Instructions for the task – Pick out every line with the word "ylabel" and copy it.

Records that describe figures –
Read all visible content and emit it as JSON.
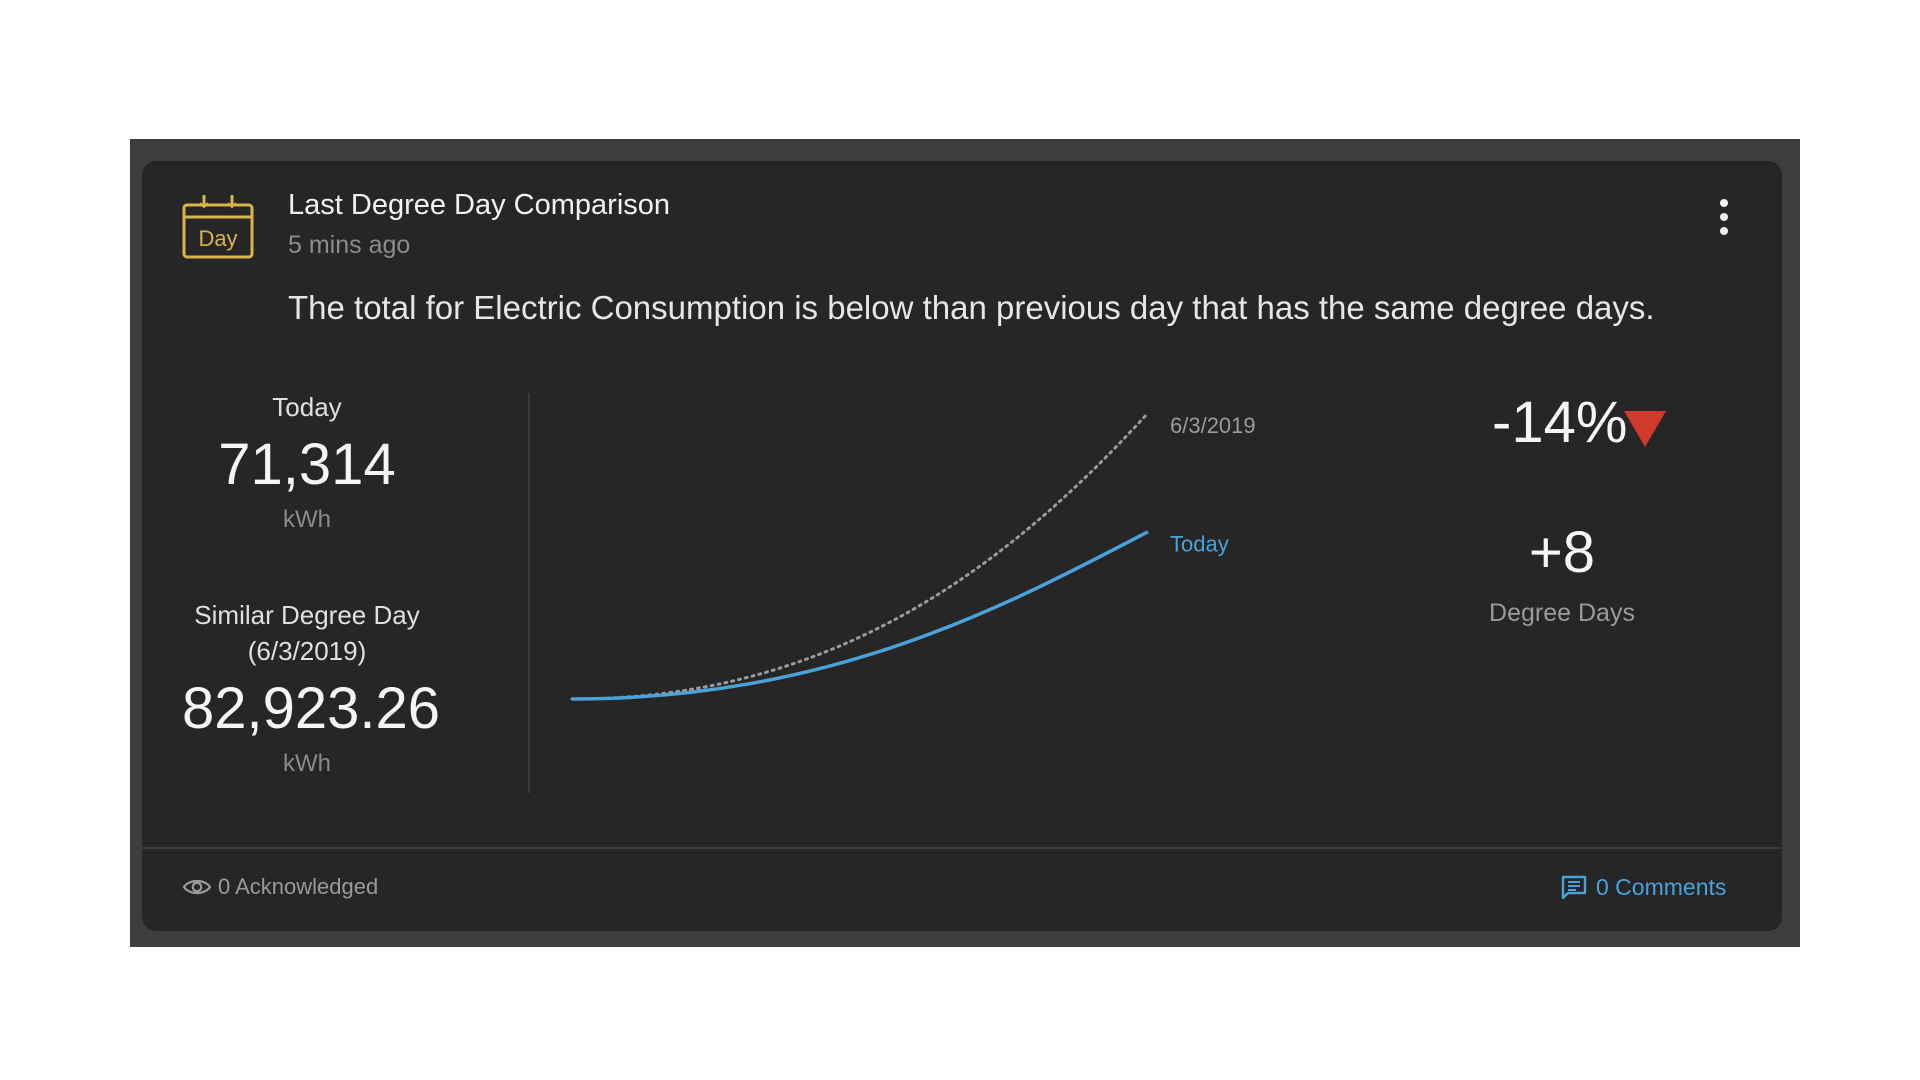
{
  "card": {
    "icon_text": "Day",
    "title": "Last Degree Day Comparison",
    "timestamp": "5 mins ago",
    "message": "The total for Electric Consumption is below than previous day that has the same degree days."
  },
  "stats": {
    "today_label": "Today",
    "today_value": "71,314",
    "today_unit": "kWh",
    "similar_label_line1": "Similar Degree Day",
    "similar_label_line2": "(6/3/2019)",
    "similar_value": "82,923.26",
    "similar_unit": "kWh"
  },
  "comparison": {
    "percent_change": "-14%",
    "degree_days_value": "+8",
    "degree_days_label": "Degree Days",
    "down_color": "#d0392b"
  },
  "chart_data": {
    "type": "line",
    "series": [
      {
        "name": "6/3/2019",
        "style": "dotted",
        "color": "#9a9a9a",
        "end_value": 82923.26
      },
      {
        "name": "Today",
        "style": "solid",
        "color": "#4aa3d8",
        "end_value": 71314
      }
    ],
    "grid": false
  },
  "footer": {
    "acknowledged": "0 Acknowledged",
    "comments": "0 Comments",
    "accent_color": "#4aa3d8"
  },
  "icons": [
    "calendar-day-icon",
    "more-vert-icon",
    "triangle-down-icon",
    "eye-icon",
    "comment-icon"
  ]
}
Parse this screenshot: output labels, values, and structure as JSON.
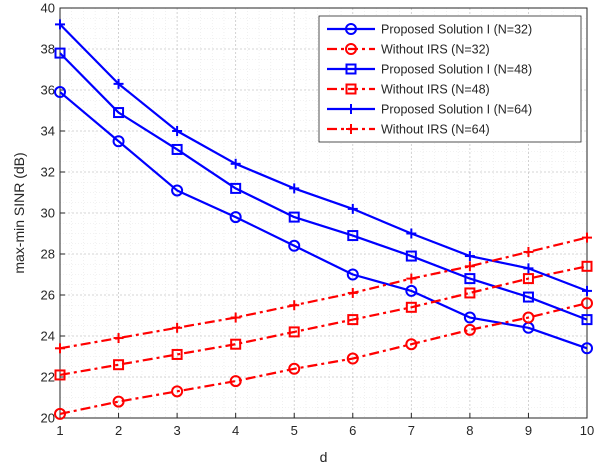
{
  "chart_data": {
    "type": "line",
    "title": "",
    "xlabel": "d",
    "ylabel": "max-min SINR (dB)",
    "xlim": [
      1,
      10
    ],
    "ylim": [
      20,
      40
    ],
    "xticks": [
      "1",
      "2",
      "3",
      "4",
      "5",
      "6",
      "7",
      "8",
      "9",
      "10"
    ],
    "yticks": [
      "20",
      "22",
      "24",
      "26",
      "28",
      "30",
      "32",
      "34",
      "36",
      "38",
      "40"
    ],
    "grid": true,
    "legend_position": "top-right",
    "x": [
      1,
      2,
      3,
      4,
      5,
      6,
      7,
      8,
      9,
      10
    ],
    "series": [
      {
        "name": "Proposed Solution I (N=32)",
        "color": "#0000ff",
        "line": "solid",
        "marker": "circle",
        "values": [
          35.9,
          33.5,
          31.1,
          29.8,
          28.4,
          27.0,
          26.2,
          24.9,
          24.4,
          23.4
        ]
      },
      {
        "name": "Without IRS  (N=32)",
        "color": "#ff0000",
        "line": "dashdot",
        "marker": "circle",
        "values": [
          20.2,
          20.8,
          21.3,
          21.8,
          22.4,
          22.9,
          23.6,
          24.3,
          24.9,
          25.6
        ]
      },
      {
        "name": "Proposed Solution I (N=48)",
        "color": "#0000ff",
        "line": "solid",
        "marker": "square",
        "values": [
          37.8,
          34.9,
          33.1,
          31.2,
          29.8,
          28.9,
          27.9,
          26.8,
          25.9,
          24.8
        ]
      },
      {
        "name": "Without IRS  (N=48)",
        "color": "#ff0000",
        "line": "dashdot",
        "marker": "square",
        "values": [
          22.1,
          22.6,
          23.1,
          23.6,
          24.2,
          24.8,
          25.4,
          26.1,
          26.8,
          27.4
        ]
      },
      {
        "name": "Proposed Solution I (N=64)",
        "color": "#0000ff",
        "line": "solid",
        "marker": "plus",
        "values": [
          39.2,
          36.3,
          34.0,
          32.4,
          31.2,
          30.2,
          29.0,
          27.9,
          27.3,
          26.2
        ]
      },
      {
        "name": "Without IRS  (N=64)",
        "color": "#ff0000",
        "line": "dashdot",
        "marker": "plus",
        "values": [
          23.4,
          23.9,
          24.4,
          24.9,
          25.5,
          26.1,
          26.8,
          27.4,
          28.1,
          28.8
        ]
      }
    ]
  }
}
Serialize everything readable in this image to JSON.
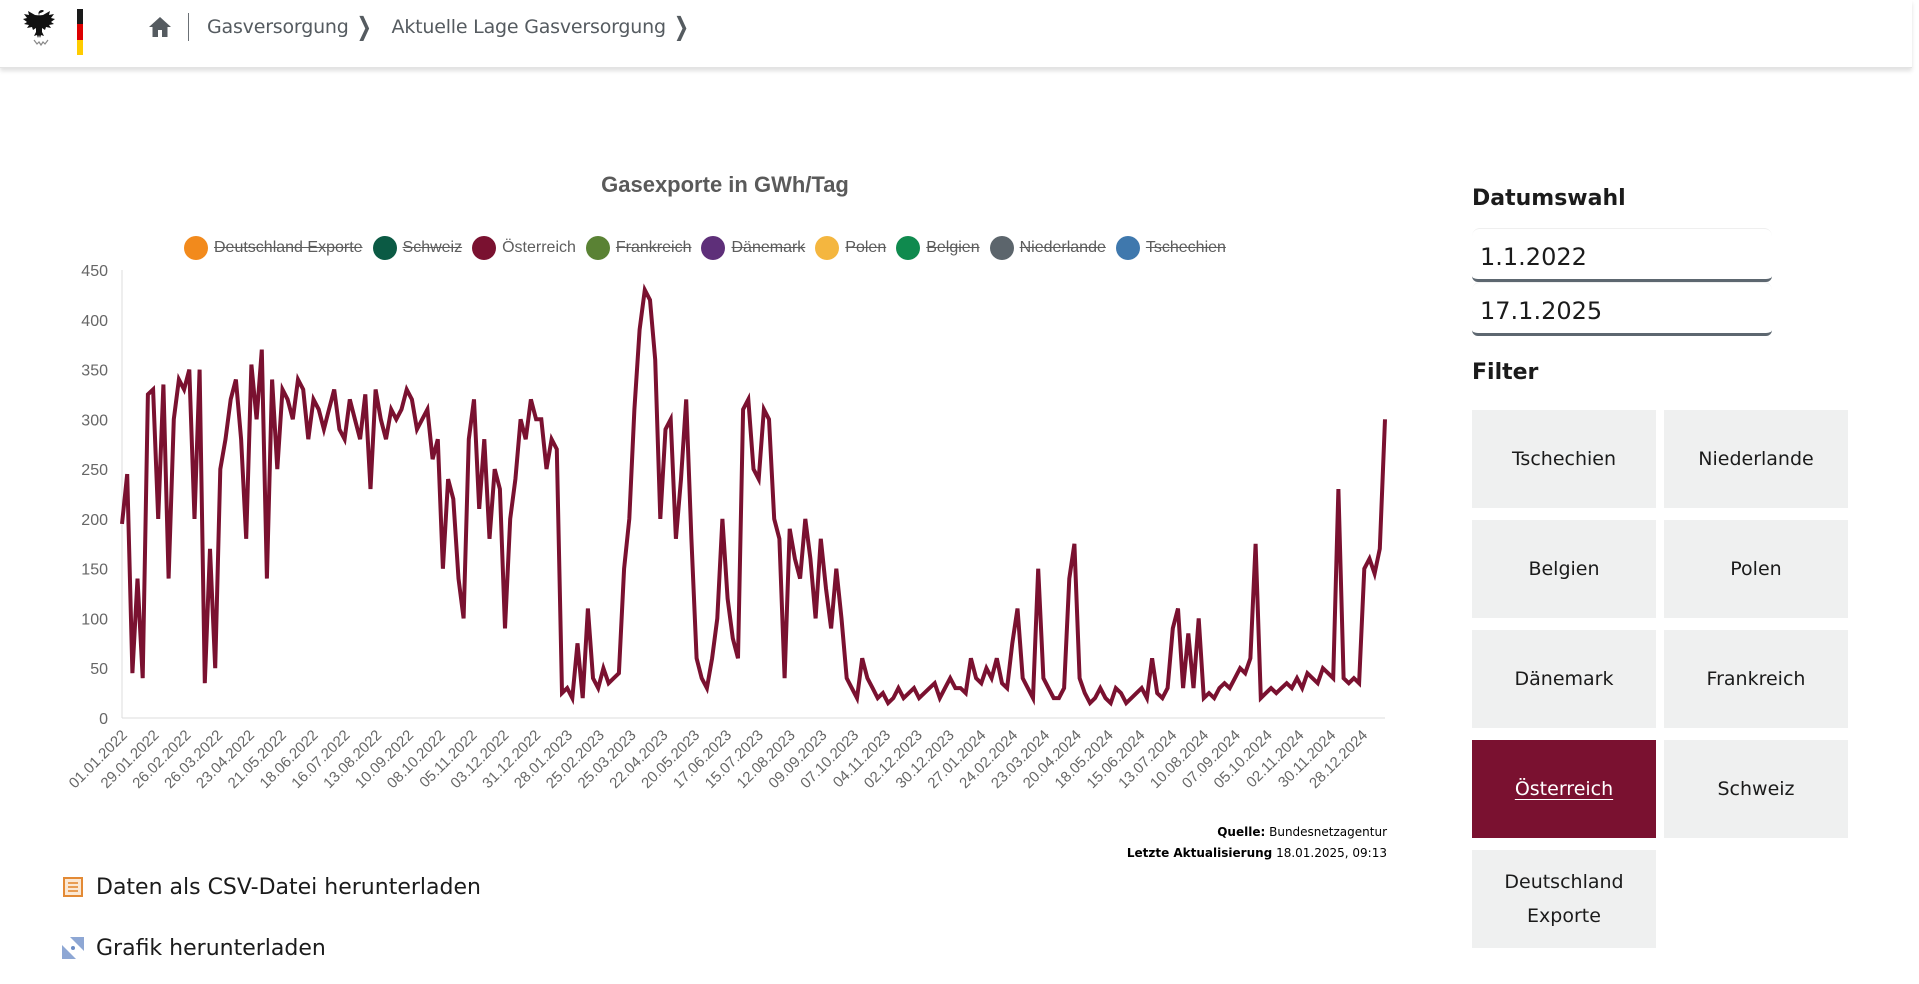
{
  "header": {
    "breadcrumb": [
      {
        "label": "Gasversorgung"
      },
      {
        "label": "Aktuelle Lage Gasversorgung"
      }
    ]
  },
  "chart": {
    "title": "Gasexporte in GWh/Tag",
    "legend": [
      {
        "label": "Deutschland Exporte",
        "color": "#f28a1c",
        "hidden": true
      },
      {
        "label": "Schweiz",
        "color": "#0b5a44",
        "hidden": true
      },
      {
        "label": "Österreich",
        "color": "#7a1130",
        "hidden": false
      },
      {
        "label": "Frankreich",
        "color": "#5a8234",
        "hidden": true
      },
      {
        "label": "Dänemark",
        "color": "#5e2f79",
        "hidden": true
      },
      {
        "label": "Polen",
        "color": "#f4b63f",
        "hidden": true
      },
      {
        "label": "Belgien",
        "color": "#0f8a4e",
        "hidden": true
      },
      {
        "label": "Niederlande",
        "color": "#5c656c",
        "hidden": true
      },
      {
        "label": "Tschechien",
        "color": "#3f78ad",
        "hidden": true
      }
    ],
    "source_label": "Quelle:",
    "source_value": "Bundesnetzagentur",
    "updated_label": "Letzte Aktualisierung",
    "updated_value": "18.01.2025, 09:13"
  },
  "chart_data": {
    "type": "line",
    "title": "Gasexporte in GWh/Tag",
    "xlabel": "",
    "ylabel": "",
    "ylim": [
      0,
      450
    ],
    "yticks": [
      0,
      50,
      100,
      150,
      200,
      250,
      300,
      350,
      400,
      450
    ],
    "x_start": "01.01.2022",
    "x_end": "17.01.2025",
    "x_step_days": 7,
    "xtick_labels": [
      "01.01.2022",
      "29.01.2022",
      "26.02.2022",
      "26.03.2022",
      "23.04.2022",
      "21.05.2022",
      "18.06.2022",
      "16.07.2022",
      "13.08.2022",
      "10.09.2022",
      "08.10.2022",
      "05.11.2022",
      "03.12.2022",
      "31.12.2022",
      "28.01.2023",
      "25.02.2023",
      "25.03.2023",
      "22.04.2023",
      "20.05.2023",
      "17.06.2023",
      "15.07.2023",
      "12.08.2023",
      "09.09.2023",
      "07.10.2023",
      "04.11.2023",
      "02.12.2023",
      "30.12.2023",
      "27.01.2024",
      "24.02.2024",
      "23.03.2024",
      "20.04.2024",
      "18.05.2024",
      "15.06.2024",
      "13.07.2024",
      "10.08.2024",
      "07.09.2024",
      "05.10.2024",
      "02.11.2024",
      "30.11.2024",
      "28.12.2024"
    ],
    "grid": false,
    "legend_position": "top",
    "series": [
      {
        "name": "Österreich",
        "color": "#7a1130",
        "values": [
          195,
          245,
          45,
          140,
          40,
          325,
          330,
          200,
          335,
          140,
          300,
          340,
          330,
          350,
          200,
          350,
          35,
          170,
          50,
          250,
          280,
          320,
          340,
          280,
          180,
          355,
          300,
          370,
          140,
          340,
          250,
          330,
          320,
          300,
          340,
          330,
          280,
          320,
          310,
          290,
          310,
          330,
          290,
          280,
          320,
          300,
          280,
          325,
          230,
          330,
          300,
          280,
          310,
          300,
          310,
          330,
          320,
          290,
          300,
          310,
          260,
          280,
          150,
          240,
          220,
          140,
          100,
          280,
          320,
          210,
          280,
          180,
          250,
          230,
          90,
          200,
          240,
          300,
          280,
          320,
          300,
          300,
          250,
          280,
          270,
          25,
          30,
          20,
          75,
          20,
          110,
          40,
          30,
          50,
          35,
          40,
          45,
          150,
          200,
          310,
          390,
          430,
          420,
          360,
          200,
          290,
          300,
          180,
          240,
          320,
          180,
          60,
          40,
          30,
          60,
          100,
          200,
          120,
          80,
          60,
          310,
          320,
          250,
          240,
          310,
          300,
          200,
          180,
          40,
          190,
          160,
          140,
          200,
          160,
          100,
          180,
          130,
          90,
          150,
          100,
          40,
          30,
          20,
          60,
          40,
          30,
          20,
          25,
          15,
          20,
          30,
          20,
          25,
          30,
          20,
          25,
          30,
          35,
          20,
          30,
          40,
          30,
          30,
          25,
          60,
          40,
          35,
          50,
          40,
          60,
          35,
          30,
          75,
          110,
          40,
          30,
          20,
          150,
          40,
          30,
          20,
          20,
          30,
          140,
          175,
          40,
          25,
          15,
          20,
          30,
          20,
          15,
          30,
          25,
          15,
          20,
          25,
          30,
          20,
          60,
          25,
          20,
          30,
          90,
          110,
          30,
          85,
          30,
          100,
          20,
          25,
          20,
          30,
          35,
          30,
          40,
          50,
          45,
          60,
          175,
          20,
          25,
          30,
          25,
          30,
          35,
          30,
          40,
          30,
          45,
          40,
          35,
          50,
          45,
          40,
          230,
          40,
          35,
          40,
          35,
          150,
          160,
          145,
          170,
          300
        ]
      }
    ]
  },
  "downloads": {
    "csv_label": "Daten als CSV-Datei herunterladen",
    "image_label": "Grafik herunterladen"
  },
  "sidebar": {
    "date_heading": "Datumswahl",
    "date_from": "1.1.2022",
    "date_to": "17.1.2025",
    "filter_heading": "Filter",
    "filters": [
      {
        "label": "Tschechien",
        "active": false
      },
      {
        "label": "Niederlande",
        "active": false
      },
      {
        "label": "Belgien",
        "active": false
      },
      {
        "label": "Polen",
        "active": false
      },
      {
        "label": "Dänemark",
        "active": false
      },
      {
        "label": "Frankreich",
        "active": false
      },
      {
        "label": "Österreich",
        "active": true
      },
      {
        "label": "Schweiz",
        "active": false
      },
      {
        "label": "Deutschland Exporte",
        "active": false
      }
    ]
  }
}
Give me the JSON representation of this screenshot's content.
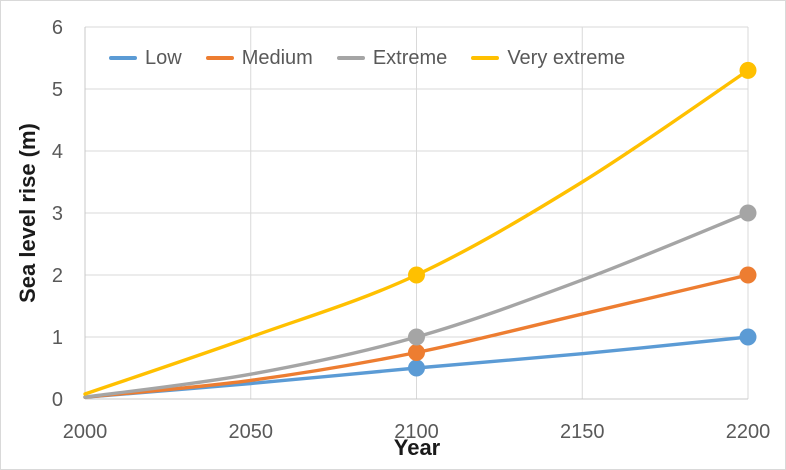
{
  "chart_data": {
    "type": "line",
    "title": "",
    "xlabel": "Year",
    "ylabel": "Sea level rise (m)",
    "x": [
      2000,
      2050,
      2100,
      2150,
      2200
    ],
    "xticks": [
      "2000",
      "2050",
      "2100",
      "2150",
      "2200"
    ],
    "yticks": [
      "0",
      "1",
      "2",
      "3",
      "4",
      "5",
      "6"
    ],
    "xlim": [
      2000,
      2200
    ],
    "ylim": [
      0,
      6
    ],
    "grid": true,
    "line_style": "smooth",
    "legend_position": "top-inside-horizontal",
    "marker_x": [
      2100,
      2200
    ],
    "series": [
      {
        "name": "Low",
        "color": "#5B9BD5",
        "values": [
          0.03,
          0.25,
          0.5,
          0.73,
          1.0
        ]
      },
      {
        "name": "Medium",
        "color": "#ED7D31",
        "values": [
          0.03,
          0.3,
          0.75,
          1.37,
          2.0
        ]
      },
      {
        "name": "Extreme",
        "color": "#A5A5A5",
        "values": [
          0.03,
          0.4,
          1.0,
          1.92,
          3.0
        ]
      },
      {
        "name": "Very extreme",
        "color": "#FFC000",
        "values": [
          0.08,
          1.0,
          2.0,
          3.5,
          5.3
        ]
      }
    ],
    "colors": {
      "gridline": "#D9D9D9",
      "axis_line": "#C8C8C8",
      "tick_text": "#595959",
      "axis_title_text": "#1a1a1a",
      "legend_text": "#595959",
      "background": "#FFFFFF",
      "chart_border": "#D9D9D9"
    }
  }
}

Exercise answer –
    "ylabel": "max-min SINR (dB)",
    "ylabel": "",
    "ylabel": "Sea level rise (m)",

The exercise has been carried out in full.